### Goal of the exercise
How many lines of the entries below include the word "type"? Answer with the number alone.

= = = =

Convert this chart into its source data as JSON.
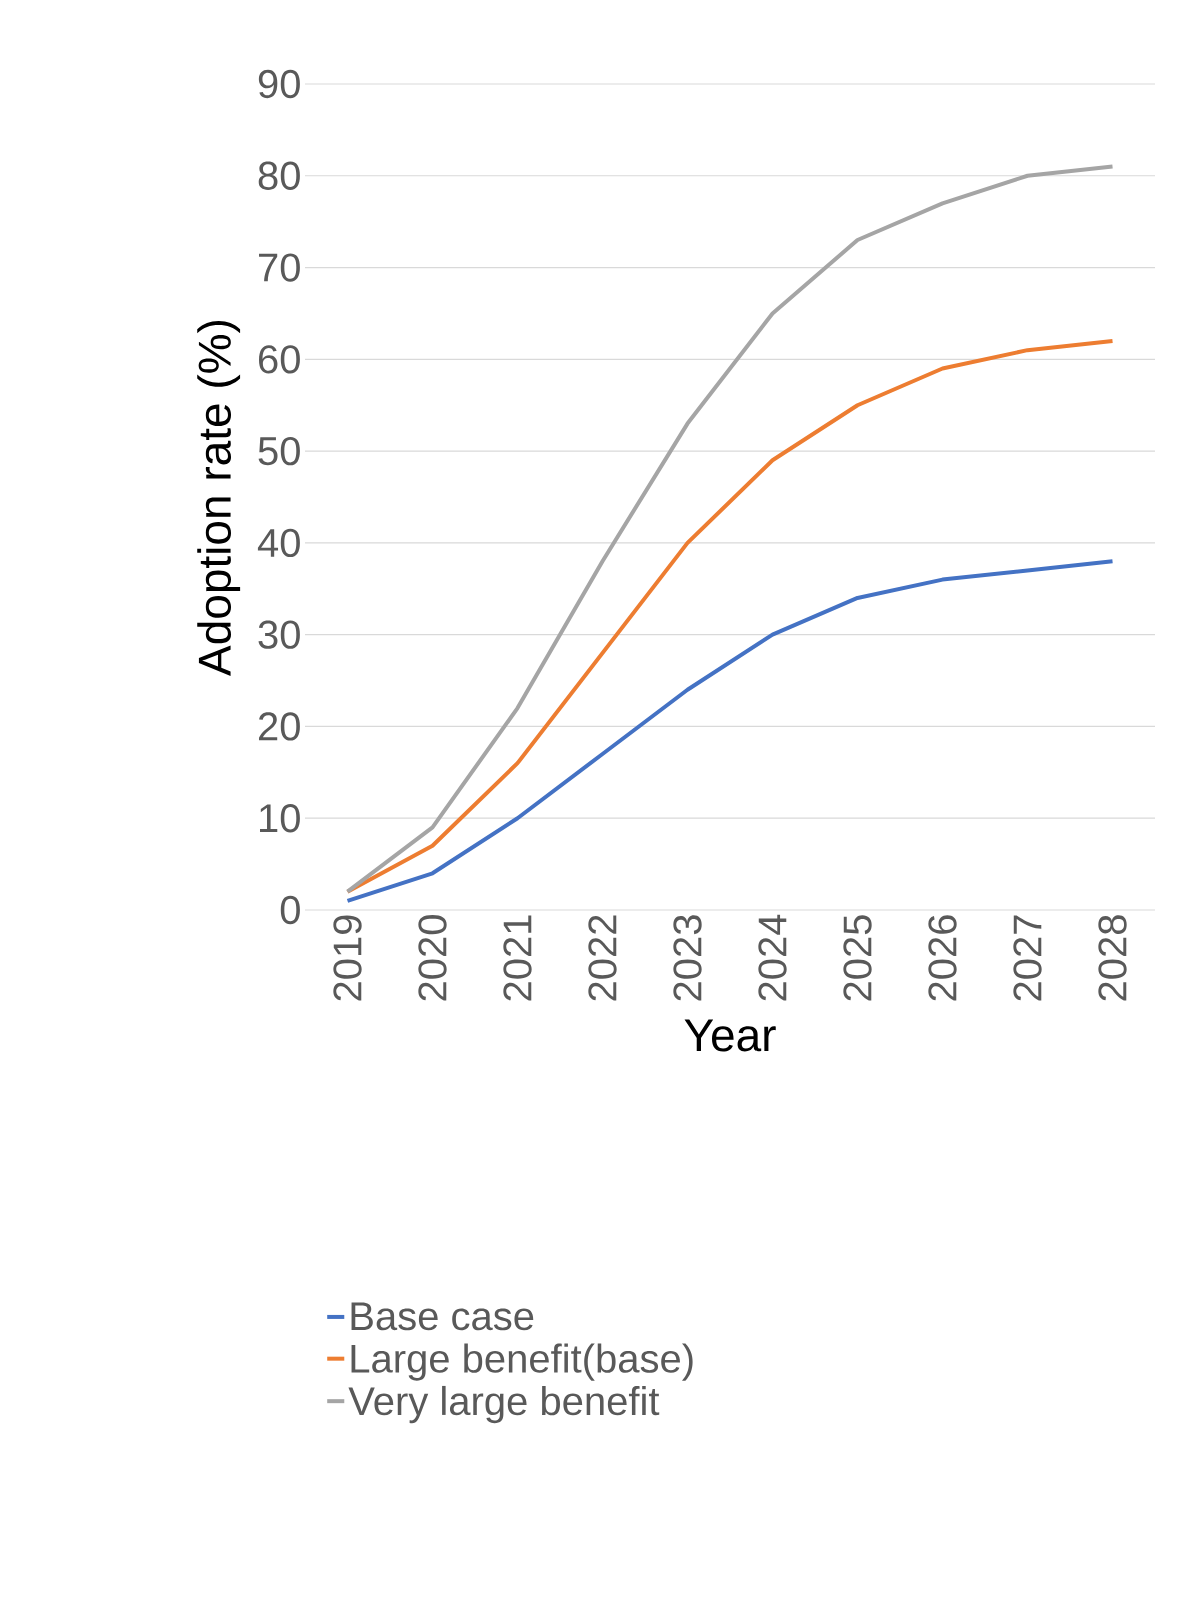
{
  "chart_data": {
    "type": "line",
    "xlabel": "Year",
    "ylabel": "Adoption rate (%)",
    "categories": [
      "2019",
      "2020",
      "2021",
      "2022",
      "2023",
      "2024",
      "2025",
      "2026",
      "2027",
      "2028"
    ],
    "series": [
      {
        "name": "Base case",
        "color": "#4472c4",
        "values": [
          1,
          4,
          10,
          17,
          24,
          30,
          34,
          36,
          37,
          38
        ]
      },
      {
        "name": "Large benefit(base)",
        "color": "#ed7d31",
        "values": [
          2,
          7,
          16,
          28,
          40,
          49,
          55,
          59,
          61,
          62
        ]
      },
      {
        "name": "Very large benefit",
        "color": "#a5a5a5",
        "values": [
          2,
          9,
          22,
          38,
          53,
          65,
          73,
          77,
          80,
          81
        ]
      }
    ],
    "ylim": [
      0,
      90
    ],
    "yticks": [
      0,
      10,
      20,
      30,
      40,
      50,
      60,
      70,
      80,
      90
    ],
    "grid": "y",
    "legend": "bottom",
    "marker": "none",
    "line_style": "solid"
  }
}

= = = =

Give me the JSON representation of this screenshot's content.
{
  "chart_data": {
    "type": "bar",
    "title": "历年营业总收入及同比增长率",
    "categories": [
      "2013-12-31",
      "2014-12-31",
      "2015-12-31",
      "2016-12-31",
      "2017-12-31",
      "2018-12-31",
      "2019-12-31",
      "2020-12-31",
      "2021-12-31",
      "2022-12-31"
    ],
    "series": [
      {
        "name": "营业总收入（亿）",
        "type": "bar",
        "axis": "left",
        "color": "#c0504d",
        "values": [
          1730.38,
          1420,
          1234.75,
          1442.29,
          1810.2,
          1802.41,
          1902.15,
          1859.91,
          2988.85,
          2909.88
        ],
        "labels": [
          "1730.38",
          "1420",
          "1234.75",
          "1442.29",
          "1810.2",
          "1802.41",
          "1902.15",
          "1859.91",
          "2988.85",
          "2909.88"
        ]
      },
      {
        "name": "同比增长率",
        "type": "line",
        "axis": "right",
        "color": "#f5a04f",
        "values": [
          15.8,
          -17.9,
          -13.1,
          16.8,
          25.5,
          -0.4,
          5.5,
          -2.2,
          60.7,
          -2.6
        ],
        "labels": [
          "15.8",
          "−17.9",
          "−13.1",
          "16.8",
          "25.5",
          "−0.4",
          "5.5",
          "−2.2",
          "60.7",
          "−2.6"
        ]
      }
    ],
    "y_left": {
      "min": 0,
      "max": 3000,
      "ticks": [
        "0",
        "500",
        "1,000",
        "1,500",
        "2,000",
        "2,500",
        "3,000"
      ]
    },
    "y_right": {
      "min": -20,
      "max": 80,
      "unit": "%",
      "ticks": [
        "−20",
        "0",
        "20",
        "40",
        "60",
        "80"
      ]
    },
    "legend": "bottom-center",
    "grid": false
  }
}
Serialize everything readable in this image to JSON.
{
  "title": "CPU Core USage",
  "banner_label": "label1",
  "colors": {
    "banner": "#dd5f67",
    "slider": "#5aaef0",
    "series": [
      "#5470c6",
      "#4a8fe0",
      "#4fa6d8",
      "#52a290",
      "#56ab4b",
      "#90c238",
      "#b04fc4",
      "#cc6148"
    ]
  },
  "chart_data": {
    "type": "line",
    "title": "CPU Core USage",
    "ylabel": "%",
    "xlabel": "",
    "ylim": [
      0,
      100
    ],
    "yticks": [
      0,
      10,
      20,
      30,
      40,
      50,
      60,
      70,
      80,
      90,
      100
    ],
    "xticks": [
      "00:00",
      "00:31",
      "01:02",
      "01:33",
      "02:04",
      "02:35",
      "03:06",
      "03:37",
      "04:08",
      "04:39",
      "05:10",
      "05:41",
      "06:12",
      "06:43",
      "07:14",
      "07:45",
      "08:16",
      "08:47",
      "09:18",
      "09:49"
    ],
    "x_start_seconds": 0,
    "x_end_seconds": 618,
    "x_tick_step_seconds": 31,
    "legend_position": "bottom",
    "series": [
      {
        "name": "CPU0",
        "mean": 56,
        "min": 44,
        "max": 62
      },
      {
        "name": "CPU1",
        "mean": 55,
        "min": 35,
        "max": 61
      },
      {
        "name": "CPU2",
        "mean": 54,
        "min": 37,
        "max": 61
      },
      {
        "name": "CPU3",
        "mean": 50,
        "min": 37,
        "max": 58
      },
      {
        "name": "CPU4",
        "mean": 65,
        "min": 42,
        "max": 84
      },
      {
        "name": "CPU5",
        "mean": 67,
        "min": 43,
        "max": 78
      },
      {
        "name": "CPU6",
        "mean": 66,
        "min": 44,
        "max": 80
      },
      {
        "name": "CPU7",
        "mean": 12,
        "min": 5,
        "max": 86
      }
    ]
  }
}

= = = =

### Response to this task
5